What the task requires: Reply only with how many lines contain the word "date".
╭─ Available records
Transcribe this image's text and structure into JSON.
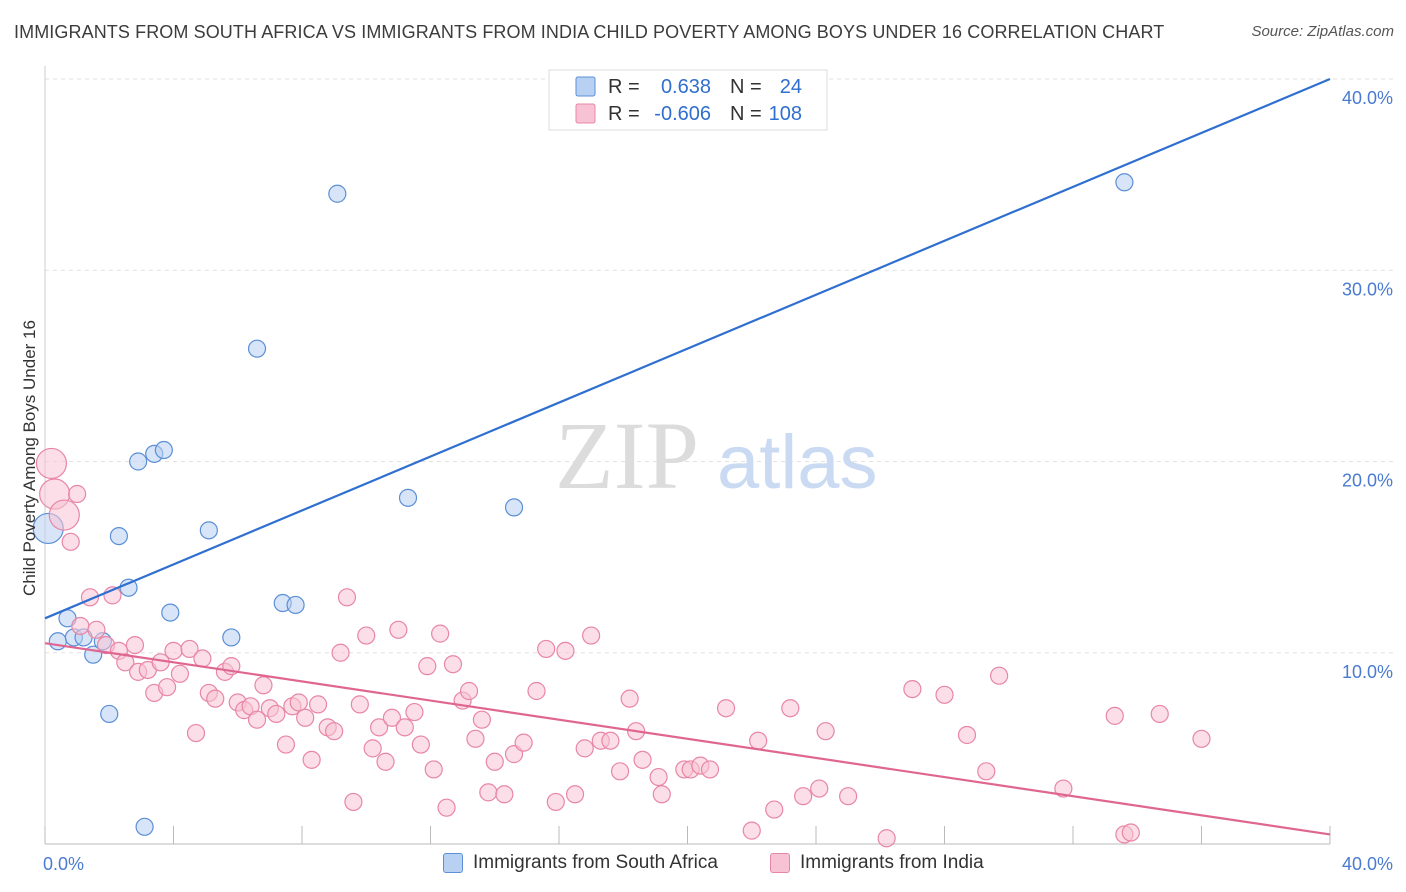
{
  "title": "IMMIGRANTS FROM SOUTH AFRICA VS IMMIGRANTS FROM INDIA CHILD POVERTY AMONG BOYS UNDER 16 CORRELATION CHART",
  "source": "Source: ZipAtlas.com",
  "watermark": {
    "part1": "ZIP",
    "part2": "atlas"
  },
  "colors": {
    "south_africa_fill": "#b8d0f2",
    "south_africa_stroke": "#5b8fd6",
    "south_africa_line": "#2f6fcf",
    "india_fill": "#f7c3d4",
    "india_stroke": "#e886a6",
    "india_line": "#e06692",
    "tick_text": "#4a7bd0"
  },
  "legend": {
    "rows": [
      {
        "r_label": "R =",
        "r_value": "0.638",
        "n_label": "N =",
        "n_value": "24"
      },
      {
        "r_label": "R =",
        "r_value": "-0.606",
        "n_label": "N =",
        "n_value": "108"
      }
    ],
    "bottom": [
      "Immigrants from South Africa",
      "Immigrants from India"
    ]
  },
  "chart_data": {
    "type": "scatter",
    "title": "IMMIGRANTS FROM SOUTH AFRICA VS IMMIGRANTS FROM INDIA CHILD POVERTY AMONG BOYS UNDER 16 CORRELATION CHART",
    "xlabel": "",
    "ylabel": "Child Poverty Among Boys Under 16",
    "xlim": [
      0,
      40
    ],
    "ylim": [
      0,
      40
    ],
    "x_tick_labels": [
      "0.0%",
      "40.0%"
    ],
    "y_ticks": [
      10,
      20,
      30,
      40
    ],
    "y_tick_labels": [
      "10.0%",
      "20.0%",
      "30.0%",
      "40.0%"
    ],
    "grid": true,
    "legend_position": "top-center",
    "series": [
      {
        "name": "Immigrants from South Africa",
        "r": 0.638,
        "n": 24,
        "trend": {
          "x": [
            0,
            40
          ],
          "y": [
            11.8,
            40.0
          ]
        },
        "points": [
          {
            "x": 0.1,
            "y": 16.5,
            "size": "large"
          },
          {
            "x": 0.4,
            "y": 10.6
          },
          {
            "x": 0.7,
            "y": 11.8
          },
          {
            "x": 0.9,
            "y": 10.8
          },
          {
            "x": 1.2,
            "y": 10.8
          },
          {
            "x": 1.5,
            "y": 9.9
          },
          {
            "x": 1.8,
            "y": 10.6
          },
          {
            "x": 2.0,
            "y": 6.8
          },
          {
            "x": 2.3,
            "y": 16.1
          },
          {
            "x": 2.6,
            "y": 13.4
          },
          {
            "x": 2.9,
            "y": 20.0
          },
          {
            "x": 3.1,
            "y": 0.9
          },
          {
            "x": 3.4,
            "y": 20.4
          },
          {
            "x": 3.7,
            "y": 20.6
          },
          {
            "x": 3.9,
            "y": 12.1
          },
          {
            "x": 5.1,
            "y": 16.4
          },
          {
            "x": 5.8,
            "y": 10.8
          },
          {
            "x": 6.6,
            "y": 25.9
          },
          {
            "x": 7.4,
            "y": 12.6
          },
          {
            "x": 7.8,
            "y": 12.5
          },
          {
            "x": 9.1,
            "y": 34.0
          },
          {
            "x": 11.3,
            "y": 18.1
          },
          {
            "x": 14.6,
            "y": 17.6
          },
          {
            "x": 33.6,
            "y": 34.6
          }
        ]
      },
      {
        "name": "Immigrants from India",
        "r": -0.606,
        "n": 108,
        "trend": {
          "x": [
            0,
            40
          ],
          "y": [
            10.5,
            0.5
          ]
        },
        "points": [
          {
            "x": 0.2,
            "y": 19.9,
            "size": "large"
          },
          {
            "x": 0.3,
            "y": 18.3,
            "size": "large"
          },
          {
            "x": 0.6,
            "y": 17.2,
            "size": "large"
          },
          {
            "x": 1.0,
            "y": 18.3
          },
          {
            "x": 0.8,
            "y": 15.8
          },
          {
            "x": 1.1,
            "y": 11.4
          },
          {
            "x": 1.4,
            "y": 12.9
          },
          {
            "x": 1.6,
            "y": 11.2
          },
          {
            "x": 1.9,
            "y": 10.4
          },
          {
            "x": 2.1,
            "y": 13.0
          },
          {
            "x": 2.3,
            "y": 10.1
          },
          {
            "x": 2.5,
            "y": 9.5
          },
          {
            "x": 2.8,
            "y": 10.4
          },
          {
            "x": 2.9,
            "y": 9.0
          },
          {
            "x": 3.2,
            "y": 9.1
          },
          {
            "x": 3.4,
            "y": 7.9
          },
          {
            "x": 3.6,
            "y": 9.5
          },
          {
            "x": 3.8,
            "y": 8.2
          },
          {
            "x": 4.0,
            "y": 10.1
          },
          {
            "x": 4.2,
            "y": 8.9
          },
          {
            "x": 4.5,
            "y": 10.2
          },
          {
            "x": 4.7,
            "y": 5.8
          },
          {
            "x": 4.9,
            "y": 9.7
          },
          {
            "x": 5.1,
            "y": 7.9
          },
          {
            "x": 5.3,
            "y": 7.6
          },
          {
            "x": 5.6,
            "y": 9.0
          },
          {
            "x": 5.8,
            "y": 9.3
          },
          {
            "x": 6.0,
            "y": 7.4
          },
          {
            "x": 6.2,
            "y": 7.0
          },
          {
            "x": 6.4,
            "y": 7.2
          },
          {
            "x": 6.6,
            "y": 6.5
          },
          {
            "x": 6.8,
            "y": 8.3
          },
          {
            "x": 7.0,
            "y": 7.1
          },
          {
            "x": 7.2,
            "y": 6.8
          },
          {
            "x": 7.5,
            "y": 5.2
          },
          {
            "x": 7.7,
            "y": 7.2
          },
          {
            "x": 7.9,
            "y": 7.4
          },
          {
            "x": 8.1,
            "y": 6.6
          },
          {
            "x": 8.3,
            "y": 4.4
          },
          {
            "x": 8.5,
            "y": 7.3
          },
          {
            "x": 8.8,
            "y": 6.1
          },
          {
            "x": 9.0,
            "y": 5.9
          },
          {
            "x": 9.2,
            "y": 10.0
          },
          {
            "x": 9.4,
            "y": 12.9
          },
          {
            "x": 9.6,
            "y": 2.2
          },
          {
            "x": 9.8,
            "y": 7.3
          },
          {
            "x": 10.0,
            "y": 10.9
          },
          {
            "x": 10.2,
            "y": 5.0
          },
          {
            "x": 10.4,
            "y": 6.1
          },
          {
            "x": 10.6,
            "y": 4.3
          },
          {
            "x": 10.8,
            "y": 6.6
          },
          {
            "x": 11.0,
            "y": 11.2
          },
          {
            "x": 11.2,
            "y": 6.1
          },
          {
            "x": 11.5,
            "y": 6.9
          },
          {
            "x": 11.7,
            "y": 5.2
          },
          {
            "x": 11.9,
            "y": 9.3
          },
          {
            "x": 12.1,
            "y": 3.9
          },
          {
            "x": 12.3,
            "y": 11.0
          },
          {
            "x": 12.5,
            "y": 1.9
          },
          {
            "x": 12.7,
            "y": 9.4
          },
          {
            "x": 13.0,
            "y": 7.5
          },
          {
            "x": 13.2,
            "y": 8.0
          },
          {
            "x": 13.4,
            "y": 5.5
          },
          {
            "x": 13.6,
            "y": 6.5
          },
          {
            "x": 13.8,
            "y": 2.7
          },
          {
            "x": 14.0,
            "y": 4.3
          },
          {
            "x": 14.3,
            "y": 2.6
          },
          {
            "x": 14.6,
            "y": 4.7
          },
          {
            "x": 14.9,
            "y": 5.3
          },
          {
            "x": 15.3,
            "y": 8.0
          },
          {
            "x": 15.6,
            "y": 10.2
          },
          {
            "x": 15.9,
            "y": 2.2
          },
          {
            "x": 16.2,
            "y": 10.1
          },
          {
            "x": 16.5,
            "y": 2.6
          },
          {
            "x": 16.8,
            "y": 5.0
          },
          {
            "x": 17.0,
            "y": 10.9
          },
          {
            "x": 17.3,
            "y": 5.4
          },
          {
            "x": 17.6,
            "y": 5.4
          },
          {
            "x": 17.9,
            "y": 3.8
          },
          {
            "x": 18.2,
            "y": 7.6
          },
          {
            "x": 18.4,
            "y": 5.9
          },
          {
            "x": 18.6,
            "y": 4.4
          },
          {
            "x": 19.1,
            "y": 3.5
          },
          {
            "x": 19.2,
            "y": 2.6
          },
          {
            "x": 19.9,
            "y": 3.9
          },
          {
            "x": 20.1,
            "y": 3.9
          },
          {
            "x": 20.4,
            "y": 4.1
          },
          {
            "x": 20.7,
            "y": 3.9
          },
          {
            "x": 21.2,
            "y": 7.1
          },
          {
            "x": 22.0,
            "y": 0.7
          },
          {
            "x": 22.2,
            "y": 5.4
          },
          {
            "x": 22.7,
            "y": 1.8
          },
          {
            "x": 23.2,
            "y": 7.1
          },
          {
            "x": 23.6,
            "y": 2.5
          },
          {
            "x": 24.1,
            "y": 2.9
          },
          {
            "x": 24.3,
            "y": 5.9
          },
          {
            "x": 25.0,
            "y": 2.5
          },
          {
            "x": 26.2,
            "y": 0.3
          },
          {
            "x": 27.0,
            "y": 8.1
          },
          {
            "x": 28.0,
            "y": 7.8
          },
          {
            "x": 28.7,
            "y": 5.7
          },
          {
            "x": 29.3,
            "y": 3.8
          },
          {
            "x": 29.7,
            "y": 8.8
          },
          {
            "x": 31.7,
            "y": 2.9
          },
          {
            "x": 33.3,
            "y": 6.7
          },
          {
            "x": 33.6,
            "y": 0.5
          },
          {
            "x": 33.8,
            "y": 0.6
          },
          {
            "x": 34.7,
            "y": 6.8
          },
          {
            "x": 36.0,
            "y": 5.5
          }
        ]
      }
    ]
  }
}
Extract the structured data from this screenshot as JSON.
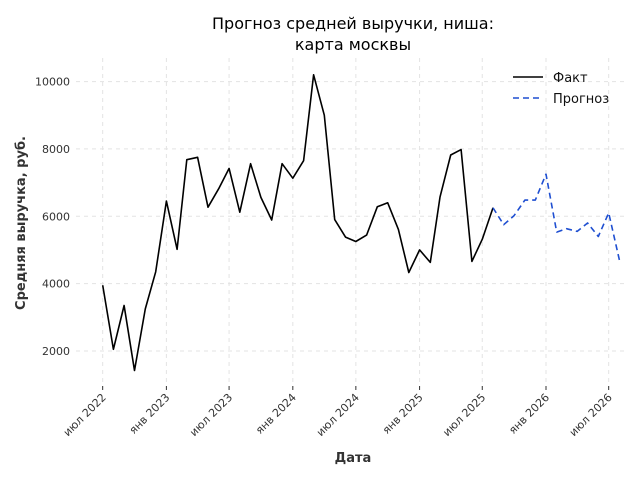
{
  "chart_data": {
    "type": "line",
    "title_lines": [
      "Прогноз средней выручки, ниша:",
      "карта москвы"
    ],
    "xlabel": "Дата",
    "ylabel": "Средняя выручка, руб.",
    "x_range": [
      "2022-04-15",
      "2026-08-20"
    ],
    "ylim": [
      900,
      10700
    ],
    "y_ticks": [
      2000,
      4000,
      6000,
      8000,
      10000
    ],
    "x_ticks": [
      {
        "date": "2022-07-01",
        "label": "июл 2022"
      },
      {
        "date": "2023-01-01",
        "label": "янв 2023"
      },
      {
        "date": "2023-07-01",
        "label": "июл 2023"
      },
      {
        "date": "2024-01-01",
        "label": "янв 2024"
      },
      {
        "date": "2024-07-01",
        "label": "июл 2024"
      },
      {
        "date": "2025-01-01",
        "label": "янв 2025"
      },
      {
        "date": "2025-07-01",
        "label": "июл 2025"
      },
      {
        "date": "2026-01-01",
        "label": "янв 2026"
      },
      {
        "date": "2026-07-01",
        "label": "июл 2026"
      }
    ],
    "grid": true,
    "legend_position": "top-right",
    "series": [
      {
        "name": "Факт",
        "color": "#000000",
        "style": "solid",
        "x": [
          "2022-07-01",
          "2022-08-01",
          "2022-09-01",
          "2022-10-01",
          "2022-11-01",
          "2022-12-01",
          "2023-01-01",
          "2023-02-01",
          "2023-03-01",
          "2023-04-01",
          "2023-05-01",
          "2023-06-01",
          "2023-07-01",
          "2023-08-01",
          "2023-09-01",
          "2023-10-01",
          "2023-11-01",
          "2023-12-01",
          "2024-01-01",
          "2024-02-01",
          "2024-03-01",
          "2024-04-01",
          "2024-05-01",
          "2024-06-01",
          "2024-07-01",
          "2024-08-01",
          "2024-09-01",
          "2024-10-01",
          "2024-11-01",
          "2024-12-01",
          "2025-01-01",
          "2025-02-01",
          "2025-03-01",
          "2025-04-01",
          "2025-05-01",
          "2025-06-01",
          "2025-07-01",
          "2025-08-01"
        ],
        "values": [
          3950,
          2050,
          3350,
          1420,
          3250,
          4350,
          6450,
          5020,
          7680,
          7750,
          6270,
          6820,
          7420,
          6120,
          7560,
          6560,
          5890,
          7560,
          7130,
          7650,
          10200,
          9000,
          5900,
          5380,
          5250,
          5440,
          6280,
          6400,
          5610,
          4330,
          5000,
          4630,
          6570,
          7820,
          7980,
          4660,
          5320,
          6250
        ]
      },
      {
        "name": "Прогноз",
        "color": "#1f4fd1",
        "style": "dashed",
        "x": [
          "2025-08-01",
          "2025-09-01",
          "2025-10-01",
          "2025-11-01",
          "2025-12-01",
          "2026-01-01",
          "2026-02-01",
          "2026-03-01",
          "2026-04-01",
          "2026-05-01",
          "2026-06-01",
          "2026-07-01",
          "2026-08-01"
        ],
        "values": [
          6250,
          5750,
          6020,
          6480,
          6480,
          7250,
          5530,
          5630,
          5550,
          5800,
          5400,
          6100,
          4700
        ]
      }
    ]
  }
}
╰─
Written solution: 9